_Short problem_.
Repeat the entire listing exactly as written.

Begin

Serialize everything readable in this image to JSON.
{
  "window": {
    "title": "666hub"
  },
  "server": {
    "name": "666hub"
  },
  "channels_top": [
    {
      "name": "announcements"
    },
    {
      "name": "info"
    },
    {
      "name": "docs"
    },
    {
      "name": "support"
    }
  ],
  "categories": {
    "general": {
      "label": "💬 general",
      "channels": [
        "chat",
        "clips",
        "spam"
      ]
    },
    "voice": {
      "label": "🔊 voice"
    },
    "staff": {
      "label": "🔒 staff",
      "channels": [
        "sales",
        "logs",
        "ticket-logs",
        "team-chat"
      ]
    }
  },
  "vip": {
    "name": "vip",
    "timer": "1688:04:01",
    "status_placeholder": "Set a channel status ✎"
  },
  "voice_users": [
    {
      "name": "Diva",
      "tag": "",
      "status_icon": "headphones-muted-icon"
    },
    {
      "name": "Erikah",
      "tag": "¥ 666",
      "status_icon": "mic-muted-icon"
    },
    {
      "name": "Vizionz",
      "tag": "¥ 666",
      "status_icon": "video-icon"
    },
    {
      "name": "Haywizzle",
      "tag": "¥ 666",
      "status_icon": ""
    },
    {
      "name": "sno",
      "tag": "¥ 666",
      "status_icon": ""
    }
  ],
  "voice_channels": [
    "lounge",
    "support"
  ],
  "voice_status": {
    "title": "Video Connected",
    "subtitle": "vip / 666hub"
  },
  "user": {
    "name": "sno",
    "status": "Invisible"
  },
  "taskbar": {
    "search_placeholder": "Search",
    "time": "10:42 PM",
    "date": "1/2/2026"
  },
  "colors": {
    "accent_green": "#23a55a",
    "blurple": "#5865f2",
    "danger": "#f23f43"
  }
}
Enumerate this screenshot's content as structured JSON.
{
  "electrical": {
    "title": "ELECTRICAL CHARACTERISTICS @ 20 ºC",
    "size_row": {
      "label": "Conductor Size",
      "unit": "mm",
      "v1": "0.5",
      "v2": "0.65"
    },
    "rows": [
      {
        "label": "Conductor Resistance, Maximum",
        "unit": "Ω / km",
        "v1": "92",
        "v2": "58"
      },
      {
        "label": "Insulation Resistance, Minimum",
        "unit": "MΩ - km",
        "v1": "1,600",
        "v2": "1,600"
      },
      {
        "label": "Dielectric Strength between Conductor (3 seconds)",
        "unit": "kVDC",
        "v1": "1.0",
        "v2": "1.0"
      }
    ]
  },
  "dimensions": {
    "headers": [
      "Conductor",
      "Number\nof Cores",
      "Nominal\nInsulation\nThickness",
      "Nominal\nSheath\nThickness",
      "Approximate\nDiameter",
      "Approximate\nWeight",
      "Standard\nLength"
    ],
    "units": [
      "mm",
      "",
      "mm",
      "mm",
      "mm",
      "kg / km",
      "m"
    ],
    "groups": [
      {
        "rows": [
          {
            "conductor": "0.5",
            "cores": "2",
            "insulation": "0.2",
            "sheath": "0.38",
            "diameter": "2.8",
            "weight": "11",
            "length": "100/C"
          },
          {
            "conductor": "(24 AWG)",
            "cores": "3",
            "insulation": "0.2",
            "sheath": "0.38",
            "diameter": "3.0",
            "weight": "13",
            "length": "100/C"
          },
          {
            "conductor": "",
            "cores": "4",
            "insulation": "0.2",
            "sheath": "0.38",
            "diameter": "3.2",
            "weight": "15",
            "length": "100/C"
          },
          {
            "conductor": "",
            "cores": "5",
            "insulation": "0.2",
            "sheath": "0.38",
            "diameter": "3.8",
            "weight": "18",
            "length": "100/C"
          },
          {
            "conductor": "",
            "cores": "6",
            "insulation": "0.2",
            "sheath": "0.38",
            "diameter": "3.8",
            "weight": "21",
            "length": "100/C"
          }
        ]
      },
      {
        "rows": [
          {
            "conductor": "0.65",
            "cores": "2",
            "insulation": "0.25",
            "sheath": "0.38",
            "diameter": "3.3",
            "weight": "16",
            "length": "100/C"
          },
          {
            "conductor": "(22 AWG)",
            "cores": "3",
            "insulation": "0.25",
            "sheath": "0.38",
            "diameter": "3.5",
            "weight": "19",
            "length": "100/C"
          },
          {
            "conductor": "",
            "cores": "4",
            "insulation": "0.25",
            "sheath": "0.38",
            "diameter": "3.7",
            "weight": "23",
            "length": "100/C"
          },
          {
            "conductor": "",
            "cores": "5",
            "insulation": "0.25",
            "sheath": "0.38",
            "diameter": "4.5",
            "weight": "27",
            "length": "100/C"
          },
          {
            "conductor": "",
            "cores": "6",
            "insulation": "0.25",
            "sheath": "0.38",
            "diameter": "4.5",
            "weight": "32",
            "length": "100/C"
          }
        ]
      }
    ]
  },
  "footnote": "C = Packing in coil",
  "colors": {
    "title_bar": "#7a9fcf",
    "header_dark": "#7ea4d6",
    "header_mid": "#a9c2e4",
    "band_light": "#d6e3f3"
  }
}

End

_Full output_.
Serialize everything readable in this image to JSON.
{
  "window": {
    "title": "666hub"
  },
  "server": {
    "name": "666hub"
  },
  "channels_top": [
    {
      "name": "announcements"
    },
    {
      "name": "info"
    },
    {
      "name": "docs"
    },
    {
      "name": "support"
    }
  ],
  "categories": {
    "general": {
      "label": "💬 general",
      "channels": [
        "chat",
        "clips",
        "spam"
      ]
    },
    "voice": {
      "label": "🔊 voice"
    },
    "staff": {
      "label": "🔒 staff",
      "channels": [
        "sales",
        "logs",
        "ticket-logs",
        "team-chat"
      ]
    }
  },
  "vip": {
    "name": "vip",
    "timer": "1688:04:01",
    "status_placeholder": "Set a channel status ✎"
  },
  "voice_users": [
    {
      "name": "Diva",
      "tag": "",
      "status_icon": "headphones-muted-icon"
    },
    {
      "name": "Erikah",
      "tag": "¥ 666",
      "status_icon": "mic-muted-icon"
    },
    {
      "name": "Vizionz",
      "tag": "¥ 666",
      "status_icon": "video-icon"
    },
    {
      "name": "Haywizzle",
      "tag": "¥ 666",
      "status_icon": ""
    },
    {
      "name": "sno",
      "tag": "¥ 666",
      "status_icon": ""
    }
  ],
  "voice_channels": [
    "lounge",
    "support"
  ],
  "voice_status": {
    "title": "Video Connected",
    "subtitle": "vip / 666hub"
  },
  "user": {
    "name": "sno",
    "status": "Invisible"
  },
  "taskbar": {
    "search_placeholder": "Search",
    "time": "10:42 PM",
    "date": "1/2/2026"
  },
  "colors": {
    "accent_green": "#23a55a",
    "blurple": "#5865f2",
    "danger": "#f23f43"
  }
}
Enumerate this screenshot's content as structured JSON.
{
  "electrical": {
    "title": "ELECTRICAL CHARACTERISTICS @ 20 ºC",
    "size_row": {
      "label": "Conductor Size",
      "unit": "mm",
      "v1": "0.5",
      "v2": "0.65"
    },
    "rows": [
      {
        "label": "Conductor Resistance, Maximum",
        "unit": "Ω / km",
        "v1": "92",
        "v2": "58"
      },
      {
        "label": "Insulation Resistance, Minimum",
        "unit": "MΩ - km",
        "v1": "1,600",
        "v2": "1,600"
      },
      {
        "label": "Dielectric Strength between Conductor (3 seconds)",
        "unit": "kVDC",
        "v1": "1.0",
        "v2": "1.0"
      }
    ]
  },
  "dimensions": {
    "headers": [
      "Conductor",
      "Number\nof Cores",
      "Nominal\nInsulation\nThickness",
      "Nominal\nSheath\nThickness",
      "Approximate\nDiameter",
      "Approximate\nWeight",
      "Standard\nLength"
    ],
    "units": [
      "mm",
      "",
      "mm",
      "mm",
      "mm",
      "kg / km",
      "m"
    ],
    "groups": [
      {
        "rows": [
          {
            "conductor": "0.5",
            "cores": "2",
            "insulation": "0.2",
            "sheath": "0.38",
            "diameter": "2.8",
            "weight": "11",
            "length": "100/C"
          },
          {
            "conductor": "(24 AWG)",
            "cores": "3",
            "insulation": "0.2",
            "sheath": "0.38",
            "diameter": "3.0",
            "weight": "13",
            "length": "100/C"
          },
          {
            "conductor": "",
            "cores": "4",
            "insulation": "0.2",
            "sheath": "0.38",
            "diameter": "3.2",
            "weight": "15",
            "length": "100/C"
          },
          {
            "conductor": "",
            "cores": "5",
            "insulation": "0.2",
            "sheath": "0.38",
            "diameter": "3.8",
            "weight": "18",
            "length": "100/C"
          },
          {
            "conductor": "",
            "cores": "6",
            "insulation": "0.2",
            "sheath": "0.38",
            "diameter": "3.8",
            "weight": "21",
            "length": "100/C"
          }
        ]
      },
      {
        "rows": [
          {
            "conductor": "0.65",
            "cores": "2",
            "insulation": "0.25",
            "sheath": "0.38",
            "diameter": "3.3",
            "weight": "16",
            "length": "100/C"
          },
          {
            "conductor": "(22 AWG)",
            "cores": "3",
            "insulation": "0.25",
            "sheath": "0.38",
            "diameter": "3.5",
            "weight": "19",
            "length": "100/C"
          },
          {
            "conductor": "",
            "cores": "4",
            "insulation": "0.25",
            "sheath": "0.38",
            "diameter": "3.7",
            "weight": "23",
            "length": "100/C"
          },
          {
            "conductor": "",
            "cores": "5",
            "insulation": "0.25",
            "sheath": "0.38",
            "diameter": "4.5",
            "weight": "27",
            "length": "100/C"
          },
          {
            "conductor": "",
            "cores": "6",
            "insulation": "0.25",
            "sheath": "0.38",
            "diameter": "4.5",
            "weight": "32",
            "length": "100/C"
          }
        ]
      }
    ]
  },
  "footnote": "C = Packing in coil",
  "colors": {
    "title_bar": "#7a9fcf",
    "header_dark": "#7ea4d6",
    "header_mid": "#a9c2e4",
    "band_light": "#d6e3f3"
  }
}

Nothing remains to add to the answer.